* **DATA FOR THE TASK**:

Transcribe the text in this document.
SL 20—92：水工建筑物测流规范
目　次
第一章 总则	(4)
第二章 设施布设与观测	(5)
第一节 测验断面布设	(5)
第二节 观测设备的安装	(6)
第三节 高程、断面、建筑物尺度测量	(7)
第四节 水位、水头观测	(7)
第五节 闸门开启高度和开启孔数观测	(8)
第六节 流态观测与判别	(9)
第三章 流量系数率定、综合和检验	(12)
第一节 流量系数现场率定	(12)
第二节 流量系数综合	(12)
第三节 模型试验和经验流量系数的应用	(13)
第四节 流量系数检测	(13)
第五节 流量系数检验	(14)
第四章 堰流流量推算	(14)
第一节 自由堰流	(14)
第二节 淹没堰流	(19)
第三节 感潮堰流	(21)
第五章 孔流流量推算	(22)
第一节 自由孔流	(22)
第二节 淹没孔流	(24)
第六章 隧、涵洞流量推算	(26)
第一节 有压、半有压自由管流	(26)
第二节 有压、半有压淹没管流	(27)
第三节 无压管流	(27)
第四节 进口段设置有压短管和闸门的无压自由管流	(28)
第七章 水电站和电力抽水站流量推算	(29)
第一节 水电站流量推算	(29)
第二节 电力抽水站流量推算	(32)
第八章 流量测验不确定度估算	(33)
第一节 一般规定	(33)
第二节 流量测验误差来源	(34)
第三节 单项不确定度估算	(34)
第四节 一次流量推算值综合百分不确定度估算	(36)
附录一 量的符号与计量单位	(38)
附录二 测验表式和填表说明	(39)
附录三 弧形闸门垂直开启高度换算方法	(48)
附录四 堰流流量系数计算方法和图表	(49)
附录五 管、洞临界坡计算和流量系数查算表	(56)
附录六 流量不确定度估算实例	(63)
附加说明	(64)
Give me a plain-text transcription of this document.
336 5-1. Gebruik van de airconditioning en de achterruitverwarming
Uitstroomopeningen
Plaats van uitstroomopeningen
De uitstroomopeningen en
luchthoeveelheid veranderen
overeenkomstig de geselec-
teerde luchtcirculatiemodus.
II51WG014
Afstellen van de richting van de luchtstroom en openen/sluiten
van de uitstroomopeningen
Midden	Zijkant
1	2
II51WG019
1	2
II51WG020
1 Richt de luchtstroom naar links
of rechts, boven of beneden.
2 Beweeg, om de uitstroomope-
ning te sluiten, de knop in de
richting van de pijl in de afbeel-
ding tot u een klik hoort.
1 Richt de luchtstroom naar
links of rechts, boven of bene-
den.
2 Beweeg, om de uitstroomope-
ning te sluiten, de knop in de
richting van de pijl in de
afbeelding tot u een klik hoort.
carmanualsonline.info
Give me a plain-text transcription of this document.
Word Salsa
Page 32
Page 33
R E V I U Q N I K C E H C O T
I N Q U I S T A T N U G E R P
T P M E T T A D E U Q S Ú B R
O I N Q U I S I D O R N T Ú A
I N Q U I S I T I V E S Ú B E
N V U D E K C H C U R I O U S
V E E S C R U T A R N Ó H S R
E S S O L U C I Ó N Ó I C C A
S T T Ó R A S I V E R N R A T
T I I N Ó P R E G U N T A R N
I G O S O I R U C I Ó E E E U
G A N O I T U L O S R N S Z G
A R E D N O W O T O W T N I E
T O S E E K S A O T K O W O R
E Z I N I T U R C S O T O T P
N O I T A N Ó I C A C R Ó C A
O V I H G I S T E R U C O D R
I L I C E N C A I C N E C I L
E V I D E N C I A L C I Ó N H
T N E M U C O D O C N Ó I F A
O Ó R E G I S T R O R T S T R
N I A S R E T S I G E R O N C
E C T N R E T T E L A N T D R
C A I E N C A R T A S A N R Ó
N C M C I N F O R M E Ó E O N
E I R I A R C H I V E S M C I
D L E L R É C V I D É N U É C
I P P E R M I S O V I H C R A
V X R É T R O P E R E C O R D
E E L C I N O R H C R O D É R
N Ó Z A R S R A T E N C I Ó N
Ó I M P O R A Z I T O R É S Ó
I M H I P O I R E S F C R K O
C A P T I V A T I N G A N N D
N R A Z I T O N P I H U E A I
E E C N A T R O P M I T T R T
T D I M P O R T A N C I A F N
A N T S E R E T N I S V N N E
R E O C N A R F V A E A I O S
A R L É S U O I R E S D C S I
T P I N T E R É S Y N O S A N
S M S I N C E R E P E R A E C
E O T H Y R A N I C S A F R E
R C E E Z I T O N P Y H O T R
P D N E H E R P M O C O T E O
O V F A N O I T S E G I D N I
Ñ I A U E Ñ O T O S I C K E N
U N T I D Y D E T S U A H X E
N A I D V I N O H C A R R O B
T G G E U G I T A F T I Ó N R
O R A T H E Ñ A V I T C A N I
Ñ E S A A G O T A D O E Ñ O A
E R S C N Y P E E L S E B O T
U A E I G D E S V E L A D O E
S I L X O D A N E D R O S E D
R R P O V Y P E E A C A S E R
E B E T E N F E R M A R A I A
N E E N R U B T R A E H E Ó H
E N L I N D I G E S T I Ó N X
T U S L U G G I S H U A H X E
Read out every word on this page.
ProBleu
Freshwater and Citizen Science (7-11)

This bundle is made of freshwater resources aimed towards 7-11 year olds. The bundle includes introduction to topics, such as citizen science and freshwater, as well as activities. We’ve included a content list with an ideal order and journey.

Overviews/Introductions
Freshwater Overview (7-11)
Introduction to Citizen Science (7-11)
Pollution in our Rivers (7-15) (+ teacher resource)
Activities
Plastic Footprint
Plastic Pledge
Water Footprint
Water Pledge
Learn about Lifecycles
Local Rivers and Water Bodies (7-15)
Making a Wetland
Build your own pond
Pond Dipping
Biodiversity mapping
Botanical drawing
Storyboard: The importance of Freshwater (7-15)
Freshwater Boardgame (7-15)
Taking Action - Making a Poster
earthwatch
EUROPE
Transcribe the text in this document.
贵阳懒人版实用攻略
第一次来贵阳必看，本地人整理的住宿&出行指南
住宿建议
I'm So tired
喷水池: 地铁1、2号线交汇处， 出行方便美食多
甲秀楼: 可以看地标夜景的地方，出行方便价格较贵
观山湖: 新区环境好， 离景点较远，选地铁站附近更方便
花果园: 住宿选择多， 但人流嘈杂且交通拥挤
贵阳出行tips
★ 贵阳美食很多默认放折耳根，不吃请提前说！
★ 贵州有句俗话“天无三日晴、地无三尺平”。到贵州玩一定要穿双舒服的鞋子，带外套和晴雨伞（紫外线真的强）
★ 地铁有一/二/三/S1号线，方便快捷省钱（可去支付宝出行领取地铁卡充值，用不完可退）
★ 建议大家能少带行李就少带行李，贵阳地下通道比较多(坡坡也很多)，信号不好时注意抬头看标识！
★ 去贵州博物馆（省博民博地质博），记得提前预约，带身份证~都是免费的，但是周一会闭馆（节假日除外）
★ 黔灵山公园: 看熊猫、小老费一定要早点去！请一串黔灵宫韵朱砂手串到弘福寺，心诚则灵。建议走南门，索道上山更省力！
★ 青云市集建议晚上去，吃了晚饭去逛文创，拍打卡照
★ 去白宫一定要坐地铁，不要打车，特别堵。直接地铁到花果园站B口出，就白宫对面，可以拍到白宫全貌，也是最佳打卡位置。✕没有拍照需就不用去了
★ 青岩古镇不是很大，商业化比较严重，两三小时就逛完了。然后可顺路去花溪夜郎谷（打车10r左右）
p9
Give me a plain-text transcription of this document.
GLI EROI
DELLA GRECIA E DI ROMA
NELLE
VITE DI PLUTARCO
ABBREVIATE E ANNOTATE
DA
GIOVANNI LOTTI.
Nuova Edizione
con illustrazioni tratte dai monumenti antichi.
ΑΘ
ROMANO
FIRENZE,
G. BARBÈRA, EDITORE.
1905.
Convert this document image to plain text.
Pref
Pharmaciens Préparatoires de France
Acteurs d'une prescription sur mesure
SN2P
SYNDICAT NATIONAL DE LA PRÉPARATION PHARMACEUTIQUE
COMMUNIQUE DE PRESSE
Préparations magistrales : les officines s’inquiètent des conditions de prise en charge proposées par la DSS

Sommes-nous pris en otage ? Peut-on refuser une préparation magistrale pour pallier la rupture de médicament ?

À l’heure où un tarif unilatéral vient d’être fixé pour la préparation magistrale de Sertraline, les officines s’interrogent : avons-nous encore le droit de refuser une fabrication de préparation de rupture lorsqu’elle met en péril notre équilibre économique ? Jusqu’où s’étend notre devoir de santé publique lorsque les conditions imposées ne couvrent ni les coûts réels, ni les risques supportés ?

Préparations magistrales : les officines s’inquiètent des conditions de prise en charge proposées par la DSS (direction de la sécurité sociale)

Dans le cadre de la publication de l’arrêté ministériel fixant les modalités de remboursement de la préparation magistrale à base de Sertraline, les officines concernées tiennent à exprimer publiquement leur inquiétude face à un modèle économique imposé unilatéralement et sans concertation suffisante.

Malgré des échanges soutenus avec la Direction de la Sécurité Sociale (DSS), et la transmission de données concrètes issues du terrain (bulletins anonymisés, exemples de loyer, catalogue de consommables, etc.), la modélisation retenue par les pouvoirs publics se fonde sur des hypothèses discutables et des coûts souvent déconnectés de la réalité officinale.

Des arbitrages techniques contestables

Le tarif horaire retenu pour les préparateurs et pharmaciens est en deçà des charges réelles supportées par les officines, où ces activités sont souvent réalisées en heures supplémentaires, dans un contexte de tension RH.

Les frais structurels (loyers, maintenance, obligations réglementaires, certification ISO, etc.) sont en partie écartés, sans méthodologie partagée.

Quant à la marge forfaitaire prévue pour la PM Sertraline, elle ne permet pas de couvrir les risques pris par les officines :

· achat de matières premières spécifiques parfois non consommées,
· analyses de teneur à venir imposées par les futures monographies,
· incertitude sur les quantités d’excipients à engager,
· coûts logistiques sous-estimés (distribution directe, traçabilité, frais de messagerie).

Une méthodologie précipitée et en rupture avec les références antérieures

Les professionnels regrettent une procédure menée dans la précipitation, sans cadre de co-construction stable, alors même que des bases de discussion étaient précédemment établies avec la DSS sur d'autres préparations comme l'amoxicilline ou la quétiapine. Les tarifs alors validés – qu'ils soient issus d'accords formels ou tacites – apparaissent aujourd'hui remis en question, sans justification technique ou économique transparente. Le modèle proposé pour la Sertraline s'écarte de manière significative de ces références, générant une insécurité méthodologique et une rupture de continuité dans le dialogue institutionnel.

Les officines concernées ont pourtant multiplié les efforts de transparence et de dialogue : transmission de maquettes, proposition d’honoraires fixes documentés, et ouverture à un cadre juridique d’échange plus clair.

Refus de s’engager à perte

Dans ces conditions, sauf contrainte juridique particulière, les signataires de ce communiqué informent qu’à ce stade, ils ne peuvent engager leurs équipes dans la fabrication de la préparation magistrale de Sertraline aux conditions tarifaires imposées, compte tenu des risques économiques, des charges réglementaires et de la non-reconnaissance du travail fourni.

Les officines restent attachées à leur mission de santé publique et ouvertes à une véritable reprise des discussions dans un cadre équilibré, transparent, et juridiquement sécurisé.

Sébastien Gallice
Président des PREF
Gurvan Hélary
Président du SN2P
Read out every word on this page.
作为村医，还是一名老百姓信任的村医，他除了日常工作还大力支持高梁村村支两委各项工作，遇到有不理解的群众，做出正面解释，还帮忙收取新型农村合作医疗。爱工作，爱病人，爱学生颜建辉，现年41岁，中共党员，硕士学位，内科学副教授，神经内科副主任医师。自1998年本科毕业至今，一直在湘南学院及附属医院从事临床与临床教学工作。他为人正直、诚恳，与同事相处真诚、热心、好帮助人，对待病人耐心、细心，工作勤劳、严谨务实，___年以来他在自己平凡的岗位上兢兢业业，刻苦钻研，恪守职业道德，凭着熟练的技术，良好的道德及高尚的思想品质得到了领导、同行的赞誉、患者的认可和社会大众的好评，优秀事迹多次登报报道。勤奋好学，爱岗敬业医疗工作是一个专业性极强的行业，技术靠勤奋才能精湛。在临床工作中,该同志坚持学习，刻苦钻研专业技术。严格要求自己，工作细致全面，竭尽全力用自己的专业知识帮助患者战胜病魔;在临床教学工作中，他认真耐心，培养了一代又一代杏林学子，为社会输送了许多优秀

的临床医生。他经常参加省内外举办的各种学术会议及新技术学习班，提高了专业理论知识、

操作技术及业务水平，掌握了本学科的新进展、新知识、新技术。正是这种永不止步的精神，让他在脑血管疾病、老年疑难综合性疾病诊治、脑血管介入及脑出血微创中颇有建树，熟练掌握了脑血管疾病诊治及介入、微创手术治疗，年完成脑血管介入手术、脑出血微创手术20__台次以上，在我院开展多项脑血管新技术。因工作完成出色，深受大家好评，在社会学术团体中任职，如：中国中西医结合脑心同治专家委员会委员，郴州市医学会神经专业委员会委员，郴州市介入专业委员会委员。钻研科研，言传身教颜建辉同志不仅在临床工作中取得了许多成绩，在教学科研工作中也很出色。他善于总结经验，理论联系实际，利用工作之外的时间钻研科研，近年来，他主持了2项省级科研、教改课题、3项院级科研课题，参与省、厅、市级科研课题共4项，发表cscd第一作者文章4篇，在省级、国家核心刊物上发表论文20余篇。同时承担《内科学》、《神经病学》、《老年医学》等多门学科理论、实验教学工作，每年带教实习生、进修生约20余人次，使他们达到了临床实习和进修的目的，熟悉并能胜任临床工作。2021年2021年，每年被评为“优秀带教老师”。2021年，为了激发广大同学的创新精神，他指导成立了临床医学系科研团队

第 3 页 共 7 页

* **THE REQUEST**:
Using the data above, copy each line that contains "réglementaires".

* **WRITTEN SOLUTION**:
Les frais structurels (loyers, maintenance, obligations réglementaires, certification ISO, etc.) sont en partie écartés, sans méthodologie partagée.
Dans ces conditions, sauf contrainte juridique particulière, les signataires de ce communiqué informent qu’à ce stade, ils ne peuvent engager leurs équipes dans la fabrication de la préparation magistrale de Sertraline aux conditions tarifaires imposées, compte tenu des risques économiques, des charges réglementaires et de la non-reconnaissance du travail fourni.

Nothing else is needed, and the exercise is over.